◆ Exercise requirements
Check each line for the string "operation" and give only the count of lines that have it.
=== Recorded data ===
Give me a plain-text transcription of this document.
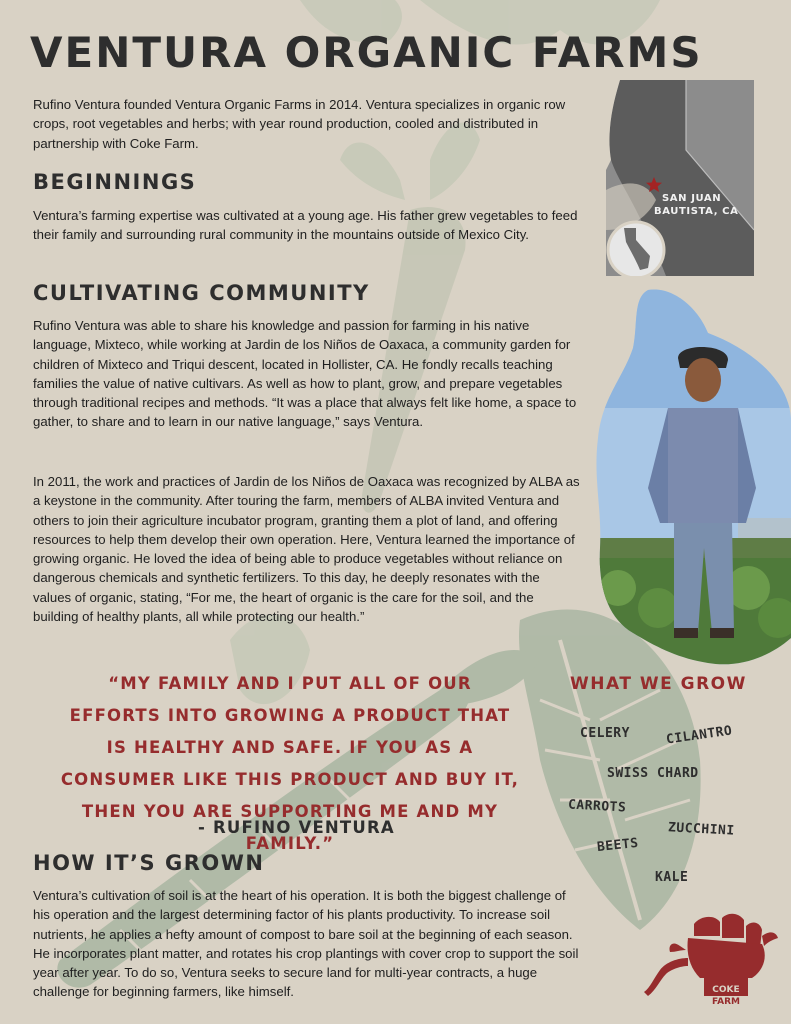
VENTURA ORGANIC FARMS

Rufino Ventura founded Ventura Organic Farms in 2014. Ventura specializes in organic row crops, root vegetables and herbs; with year round production, cooled and distributed in partnership with Coke Farm.

BEGINNINGS

Ventura’s farming expertise was cultivated at a young age. His father grew vegetables to feed their family and surrounding rural community in the mountains outside of Mexico City.

CULTIVATING COMMUNITY

Rufino Ventura was able to share his knowledge and passion for farming in his native language, Mixteco, while working at Jardin de los Niños de Oaxaca, a community garden for children of Mixteco and Triqui descent, located in Hollister, CA. He fondly recalls teaching families the value of native cultivars. As well as how to plant, grow, and prepare vegetables through traditional recipes and methods. “It was a place that always felt like home, a space to gather, to share and to learn in our native language,” says Ventura.

In 2011, the work and practices of Jardin de los Niños de Oaxaca was recognized by ALBA as a keystone in the community. After touring the farm, members of ALBA invited Ventura and others to join their agriculture incubator program, granting them a plot of land, and offering resources to help them develop their own operation. Here, Ventura learned the importance of growing organic. He loved the idea of being able to produce vegetables without reliance on dangerous chemicals and synthetic fertilizers. To this day, he deeply resonates with the values of organic, stating, “For me, the heart of organic is the care for the soil, and the building of healthy plants, all while protecting our health.”

“MY FAMILY AND I PUT ALL OF OUR EFFORTS INTO GROWING A PRODUCT THAT IS HEALTHY AND SAFE. IF YOU AS A CONSUMER LIKE THIS PRODUCT AND BUY IT, THEN YOU ARE SUPPORTING ME AND MY FAMILY.”

- RUFINO VENTURA
HOW IT’S GROWN

Ventura’s cultivation of soil is at the heart of his operation. It is both the biggest challenge of his operation and the largest determining factor of his plants productivity. To increase soil nutrients, he applies a hefty amount of compost to bare soil at the beginning of each season. He incorporates plant matter, and rotates his crop plantings with cover crop to support the soil year after year. To do so, Ventura seeks to secure land for multi-year contracts, a huge challenge for beginning farmers, like himself.

SAN JUAN
BAUTISTA, CA
WHAT WE GROW
CELERY	CILANTRO
SWISS CHARD
CARROTS
ZUCCHINI
BEETS
KALE
COKE
FARM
===
◆ Answer to this exercise
2